DATA SECTION =>
+ + +

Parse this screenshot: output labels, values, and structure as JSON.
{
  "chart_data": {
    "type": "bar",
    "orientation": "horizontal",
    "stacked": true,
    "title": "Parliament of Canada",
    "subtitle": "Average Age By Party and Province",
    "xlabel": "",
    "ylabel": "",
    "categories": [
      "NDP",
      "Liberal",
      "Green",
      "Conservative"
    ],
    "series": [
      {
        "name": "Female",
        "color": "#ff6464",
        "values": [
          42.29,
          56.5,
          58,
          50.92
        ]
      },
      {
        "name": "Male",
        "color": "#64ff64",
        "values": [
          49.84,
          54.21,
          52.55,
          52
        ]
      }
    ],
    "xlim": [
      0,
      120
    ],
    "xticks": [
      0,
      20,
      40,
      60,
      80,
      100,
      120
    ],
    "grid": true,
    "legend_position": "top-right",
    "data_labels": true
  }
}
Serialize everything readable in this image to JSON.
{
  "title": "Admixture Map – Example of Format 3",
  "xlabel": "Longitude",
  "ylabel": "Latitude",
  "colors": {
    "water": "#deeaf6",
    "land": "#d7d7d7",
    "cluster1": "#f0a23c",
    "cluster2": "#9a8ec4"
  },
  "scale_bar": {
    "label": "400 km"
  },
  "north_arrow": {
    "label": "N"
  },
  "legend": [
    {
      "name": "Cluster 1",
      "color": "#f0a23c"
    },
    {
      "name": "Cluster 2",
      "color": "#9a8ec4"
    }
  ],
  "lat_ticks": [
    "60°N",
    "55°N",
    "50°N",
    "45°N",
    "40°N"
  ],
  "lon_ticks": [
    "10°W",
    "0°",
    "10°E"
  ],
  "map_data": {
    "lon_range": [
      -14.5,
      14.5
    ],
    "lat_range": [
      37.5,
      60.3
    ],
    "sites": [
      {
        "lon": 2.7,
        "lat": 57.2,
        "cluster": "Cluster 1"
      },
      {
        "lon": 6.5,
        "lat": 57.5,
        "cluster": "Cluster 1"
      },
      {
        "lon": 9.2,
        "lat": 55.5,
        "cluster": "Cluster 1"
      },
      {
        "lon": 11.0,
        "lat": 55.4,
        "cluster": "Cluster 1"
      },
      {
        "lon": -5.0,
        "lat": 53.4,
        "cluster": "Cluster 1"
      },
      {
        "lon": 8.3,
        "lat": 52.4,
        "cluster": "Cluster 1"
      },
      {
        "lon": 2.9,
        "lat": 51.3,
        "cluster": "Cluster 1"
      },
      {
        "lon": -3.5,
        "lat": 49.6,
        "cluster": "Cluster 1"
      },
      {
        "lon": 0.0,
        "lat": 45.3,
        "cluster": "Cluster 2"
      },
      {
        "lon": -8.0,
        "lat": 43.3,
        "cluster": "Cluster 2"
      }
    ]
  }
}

+ + +

WRITTEN INSTRUCTION => Repeat the material in full, exactly as it stands.

FULL OUTPUT =>
Parse this screenshot: output labels, values, and structure as JSON.
{
  "chart_data": {
    "type": "bar",
    "orientation": "horizontal",
    "stacked": true,
    "title": "Parliament of Canada",
    "subtitle": "Average Age By Party and Province",
    "xlabel": "",
    "ylabel": "",
    "categories": [
      "NDP",
      "Liberal",
      "Green",
      "Conservative"
    ],
    "series": [
      {
        "name": "Female",
        "color": "#ff6464",
        "values": [
          42.29,
          56.5,
          58,
          50.92
        ]
      },
      {
        "name": "Male",
        "color": "#64ff64",
        "values": [
          49.84,
          54.21,
          52.55,
          52
        ]
      }
    ],
    "xlim": [
      0,
      120
    ],
    "xticks": [
      0,
      20,
      40,
      60,
      80,
      100,
      120
    ],
    "grid": true,
    "legend_position": "top-right",
    "data_labels": true
  }
}
Serialize everything readable in this image to JSON.
{
  "title": "Admixture Map – Example of Format 3",
  "xlabel": "Longitude",
  "ylabel": "Latitude",
  "colors": {
    "water": "#deeaf6",
    "land": "#d7d7d7",
    "cluster1": "#f0a23c",
    "cluster2": "#9a8ec4"
  },
  "scale_bar": {
    "label": "400 km"
  },
  "north_arrow": {
    "label": "N"
  },
  "legend": [
    {
      "name": "Cluster 1",
      "color": "#f0a23c"
    },
    {
      "name": "Cluster 2",
      "color": "#9a8ec4"
    }
  ],
  "lat_ticks": [
    "60°N",
    "55°N",
    "50°N",
    "45°N",
    "40°N"
  ],
  "lon_ticks": [
    "10°W",
    "0°",
    "10°E"
  ],
  "map_data": {
    "lon_range": [
      -14.5,
      14.5
    ],
    "lat_range": [
      37.5,
      60.3
    ],
    "sites": [
      {
        "lon": 2.7,
        "lat": 57.2,
        "cluster": "Cluster 1"
      },
      {
        "lon": 6.5,
        "lat": 57.5,
        "cluster": "Cluster 1"
      },
      {
        "lon": 9.2,
        "lat": 55.5,
        "cluster": "Cluster 1"
      },
      {
        "lon": 11.0,
        "lat": 55.4,
        "cluster": "Cluster 1"
      },
      {
        "lon": -5.0,
        "lat": 53.4,
        "cluster": "Cluster 1"
      },
      {
        "lon": 8.3,
        "lat": 52.4,
        "cluster": "Cluster 1"
      },
      {
        "lon": 2.9,
        "lat": 51.3,
        "cluster": "Cluster 1"
      },
      {
        "lon": -3.5,
        "lat": 49.6,
        "cluster": "Cluster 1"
      },
      {
        "lon": 0.0,
        "lat": 45.3,
        "cluster": "Cluster 2"
      },
      {
        "lon": -8.0,
        "lat": 43.3,
        "cluster": "Cluster 2"
      }
    ]
  }
}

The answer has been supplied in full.